TEXTO DE LECTURA -
────────────────────────────────────────

Dormitorio en buen estado, presupuesto ajustado: pintura. Es lo más económico, lo hacés en un fin de semana y cambiás de color cuando quieras.

Pared decorativa del living (una sola pared destacada): empapelado. Empapelar una sola pared cuesta poco material y le da carácter al ambiente sin gastar en toda la habitación.

Cocina o baño con salpicaduras: revestimiento vinílico o, como mínimo, pintura lavable antihumedad. El papel tradicional se despega con el vapor.

Departamento alquilado: pintura, salvo que el contrato lo permita y quieras invertir. Es lo más fácil de dejar como estaba.

Cuándo NO conviene cada una

Pintura: no conviene sobre paredes con muchas grietas o desnivel, porque la luz rasante marca cada imperfección. Tampoco en zonas de humedad activa sin tratar la causa.

Empapelado: evitalo en baños con mucho vapor si no es vinílico, y en paredes con humedad: el papel se despega y aparece moho detrás. Tampoco es ideal si sos de cambiar la decoración cada uno o dos años.

Revestimiento vinílico: es un gasto excesivo para un dormitorio seco que solo querés pintar de otro color. Reservá su costo para donde de verdad aporta: agua y desgaste.

Cómo sacar el número real

Los precios de pintura, papel y vinílico varían enormemente por marca, calidad y momento del año, así que no tiene sentido dar cifras fijas. Lo que sí podés hacer es medir tus paredes en m² y calcular cuántos litros/latas de pintura o cuántos rollos de papel necesitás, y multiplicar por el precio que a vos te cotizan hoy. Ese es el único número que importa para tu decisión.

Preguntas frecuentes

¿Es más barato pintar o empapelar?
En general pintar es más barato por metro cuadrado en materiales, sobre todo si la pared está sana y la hacés vos. Empapelar suma el costo del papel, la cola y muchas veces la mano de obra de un colocador. Para saber la diferencia exacta en tu caso, calculá los litros de pintura y los rollos de papel que necesitás y multiplicá por los precios que te cotizan hoy.
¿Cuántos años dura un empapelado?
Un empapelado de buena calidad y bien colocado dura entre 8 y 12 años. Los modelos vinílicos lavables pueden llegar a 15 años. La duración baja mucho si hay humedad en la pared o si el papel es económico y se coloca con burbujas o mal pegado.

────────────────────────────────────────

DATOS SIN PROCESAR -
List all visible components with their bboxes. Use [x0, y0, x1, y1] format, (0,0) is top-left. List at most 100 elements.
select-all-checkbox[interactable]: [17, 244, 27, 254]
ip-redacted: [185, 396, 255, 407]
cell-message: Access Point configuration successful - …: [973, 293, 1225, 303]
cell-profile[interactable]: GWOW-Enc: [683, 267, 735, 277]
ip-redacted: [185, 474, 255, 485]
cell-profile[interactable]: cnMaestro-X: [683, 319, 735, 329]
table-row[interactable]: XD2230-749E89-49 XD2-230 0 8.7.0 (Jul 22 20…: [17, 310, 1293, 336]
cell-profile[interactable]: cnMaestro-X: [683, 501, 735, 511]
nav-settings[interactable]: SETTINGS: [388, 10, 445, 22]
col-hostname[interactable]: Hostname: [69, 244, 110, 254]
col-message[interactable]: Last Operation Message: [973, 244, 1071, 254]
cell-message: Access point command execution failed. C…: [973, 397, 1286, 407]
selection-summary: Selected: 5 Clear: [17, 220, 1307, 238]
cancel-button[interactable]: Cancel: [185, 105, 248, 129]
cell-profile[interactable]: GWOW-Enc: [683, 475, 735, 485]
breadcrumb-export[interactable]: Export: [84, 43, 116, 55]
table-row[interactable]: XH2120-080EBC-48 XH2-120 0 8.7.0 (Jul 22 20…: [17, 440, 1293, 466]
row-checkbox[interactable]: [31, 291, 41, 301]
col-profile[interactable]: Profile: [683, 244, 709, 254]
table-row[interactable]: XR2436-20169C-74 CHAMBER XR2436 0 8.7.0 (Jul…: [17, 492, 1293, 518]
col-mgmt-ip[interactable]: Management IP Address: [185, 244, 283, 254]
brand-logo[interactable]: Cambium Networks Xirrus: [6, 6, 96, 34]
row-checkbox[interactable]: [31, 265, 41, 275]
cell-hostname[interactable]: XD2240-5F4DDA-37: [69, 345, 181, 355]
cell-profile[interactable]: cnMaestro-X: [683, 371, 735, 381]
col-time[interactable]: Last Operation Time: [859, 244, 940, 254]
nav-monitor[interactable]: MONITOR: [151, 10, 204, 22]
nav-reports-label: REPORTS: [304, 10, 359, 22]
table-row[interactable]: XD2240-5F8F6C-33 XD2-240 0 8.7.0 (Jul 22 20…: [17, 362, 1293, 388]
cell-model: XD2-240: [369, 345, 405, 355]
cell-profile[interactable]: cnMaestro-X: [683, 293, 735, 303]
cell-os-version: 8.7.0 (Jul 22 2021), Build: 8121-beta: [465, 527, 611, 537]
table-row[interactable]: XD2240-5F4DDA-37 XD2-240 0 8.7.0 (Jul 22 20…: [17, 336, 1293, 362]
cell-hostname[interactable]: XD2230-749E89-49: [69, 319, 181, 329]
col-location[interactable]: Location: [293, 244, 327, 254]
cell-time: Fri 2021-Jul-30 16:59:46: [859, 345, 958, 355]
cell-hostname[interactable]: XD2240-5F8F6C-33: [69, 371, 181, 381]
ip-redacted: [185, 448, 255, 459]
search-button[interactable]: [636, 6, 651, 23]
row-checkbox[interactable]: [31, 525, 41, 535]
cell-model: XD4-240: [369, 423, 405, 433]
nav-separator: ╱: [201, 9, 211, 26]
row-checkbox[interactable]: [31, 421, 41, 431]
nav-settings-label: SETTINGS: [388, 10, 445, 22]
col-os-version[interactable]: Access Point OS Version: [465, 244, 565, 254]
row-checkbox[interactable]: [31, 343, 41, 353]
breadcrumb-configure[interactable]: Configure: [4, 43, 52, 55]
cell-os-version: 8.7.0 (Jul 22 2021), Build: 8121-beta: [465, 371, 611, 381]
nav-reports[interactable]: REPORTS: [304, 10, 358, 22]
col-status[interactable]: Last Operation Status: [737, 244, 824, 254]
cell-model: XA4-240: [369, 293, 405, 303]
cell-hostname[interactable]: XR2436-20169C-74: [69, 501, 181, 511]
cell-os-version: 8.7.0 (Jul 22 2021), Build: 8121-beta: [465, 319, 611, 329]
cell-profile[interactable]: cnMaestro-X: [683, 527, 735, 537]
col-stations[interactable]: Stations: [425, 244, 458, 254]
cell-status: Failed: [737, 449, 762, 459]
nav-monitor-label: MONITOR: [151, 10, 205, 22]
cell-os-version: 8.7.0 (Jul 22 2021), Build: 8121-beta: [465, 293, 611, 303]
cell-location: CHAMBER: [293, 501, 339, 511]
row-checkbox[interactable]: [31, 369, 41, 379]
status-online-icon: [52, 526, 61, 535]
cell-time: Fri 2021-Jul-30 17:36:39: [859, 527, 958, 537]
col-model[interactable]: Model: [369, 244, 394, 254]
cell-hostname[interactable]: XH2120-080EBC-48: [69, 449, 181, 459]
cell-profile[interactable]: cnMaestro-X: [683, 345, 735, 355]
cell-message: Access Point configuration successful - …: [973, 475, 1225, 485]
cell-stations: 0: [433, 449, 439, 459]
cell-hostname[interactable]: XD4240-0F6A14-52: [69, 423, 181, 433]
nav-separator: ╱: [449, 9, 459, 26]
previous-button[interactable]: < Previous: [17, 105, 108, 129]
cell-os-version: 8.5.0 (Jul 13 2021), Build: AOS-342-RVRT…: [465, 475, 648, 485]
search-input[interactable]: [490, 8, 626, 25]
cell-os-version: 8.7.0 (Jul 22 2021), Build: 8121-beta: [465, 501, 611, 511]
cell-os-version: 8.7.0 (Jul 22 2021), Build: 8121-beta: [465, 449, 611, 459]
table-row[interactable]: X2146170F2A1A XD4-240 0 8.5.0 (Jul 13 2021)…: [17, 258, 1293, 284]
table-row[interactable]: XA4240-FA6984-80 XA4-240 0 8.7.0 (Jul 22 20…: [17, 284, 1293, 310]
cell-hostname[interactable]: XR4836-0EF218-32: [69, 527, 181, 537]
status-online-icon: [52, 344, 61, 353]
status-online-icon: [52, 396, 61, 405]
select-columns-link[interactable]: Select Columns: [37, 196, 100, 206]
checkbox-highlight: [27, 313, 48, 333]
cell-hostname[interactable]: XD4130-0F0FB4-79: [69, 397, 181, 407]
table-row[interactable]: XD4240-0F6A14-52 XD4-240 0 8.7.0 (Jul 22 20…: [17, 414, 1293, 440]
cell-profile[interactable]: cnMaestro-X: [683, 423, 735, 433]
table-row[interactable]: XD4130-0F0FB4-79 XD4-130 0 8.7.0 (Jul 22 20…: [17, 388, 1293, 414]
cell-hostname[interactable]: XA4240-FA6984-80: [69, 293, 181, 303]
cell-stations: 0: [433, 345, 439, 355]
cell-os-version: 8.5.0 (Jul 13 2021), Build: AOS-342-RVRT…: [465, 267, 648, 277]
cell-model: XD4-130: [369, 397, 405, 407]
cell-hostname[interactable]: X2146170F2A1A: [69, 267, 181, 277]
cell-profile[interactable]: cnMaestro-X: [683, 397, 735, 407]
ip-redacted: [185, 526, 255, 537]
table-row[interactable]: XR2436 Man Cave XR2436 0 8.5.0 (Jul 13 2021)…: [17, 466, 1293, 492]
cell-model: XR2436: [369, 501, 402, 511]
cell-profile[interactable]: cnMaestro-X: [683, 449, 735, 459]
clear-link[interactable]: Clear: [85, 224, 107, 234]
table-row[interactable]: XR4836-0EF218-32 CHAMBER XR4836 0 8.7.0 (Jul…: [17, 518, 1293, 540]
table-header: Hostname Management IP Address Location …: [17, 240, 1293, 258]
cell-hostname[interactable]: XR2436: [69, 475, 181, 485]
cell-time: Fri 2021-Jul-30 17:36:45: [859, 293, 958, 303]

────────────────────────────────────────

ACCIÓN REQUERIDA 1 - Indica si cada afirmación coincide con el texto sobre pintura y empapelado y respalda cada respuesta con las palabras exactas del texto: (a) un empapelado vinílico lavable puede durar hasta 15 años; (b) para un departamento alquilado se recomienda empapelar; (c) el texto ofrece precios fijos para cada material.
ACCIÓN REQUERIDA 2 - Prolonga, por favor, el texto sobre pintura y empapelado a partir de su última oración.

RESPUESTA ESCRITA 1 -
(a) Sí: "Los modelos vinílicos lavables pueden llegar a 15 años."
(b) No: "Departamento alquilado: pintura, salvo que el contrato lo permita y quieras invertir."
(c) No: "no tiene sentido dar cifras fijas."

RESPUESTA ESCRITA 2 -
¿Puedo empapelar sobre una pared pintada?
Sí, siempre que la pintura esté firme, sin descascararse y la pared esté lisa y limpia. Conviene lijar levemente las superficies muy satinadas para que la cola agarre mejor. Si la pintura está saltada o hay humedad, hay que reparar la pared antes, porque el papel va a copiar esos defectos y se puede despegar.
¿Qué conviene en una cocina o baño con humedad?
Para zonas húmedas o con salpicaduras conviene revestimiento vinílico o papel vinílico lavable, que resisten el agua y se limpian con un trapo. La pintura común y el papel tradicional se arruinan con el vapor. Si igual querés pintar, usá pintura antihumedad o de baño y cocina, y ventilá bien el ambiente.
¿Es difícil sacar el papel tapiz después?
Sacar papel viejo puede dar trabajo: hay que humedecerlo o usar vapor para despegarlo, y después bachear y lijar la pared antes de pintar o volver a empapelar. Por eso la pintura es más reversible: si te cansás del color, pintás encima. Si pensás cambiar de decoración seguido, tenelo en cuenta.
¿Cuánta pintura necesito para una pared?
Depende de los metros cuadrados de la pared, del rinde del producto (que figura en la etiqueta) y de la cantidad de manos, que suelen ser dos o tres. Medí alto por ancho de cada pared, restá aberturas grandes y usá la calculadora de pintura por m² para estimar litros y latas antes de comprar.
¿El revestimiento vinílico se puede colocar uno mismo?
Las versiones autoadhesivas para superficies chicas (un frente de mesada, un sector del baño) se pueden colocar uno mismo con paciencia y una espátula para sacar el aire. Para paredes grandes conviene un colocador, porque emparejar los paños y las juntas sin que se noten requiere práctica.
¿Combina pintar algunas paredes y empapelar otras?
Sí, es una de las combinaciones más usadas: se pinta la mayor parte del ambiente y se empapela una sola pared para destacarla. Así el costo del papel es bajo (una pared) y lográs el efecto decorativo sin encarecer todo el trabajo. Es una buena forma de equilibrar presupuesto y estética.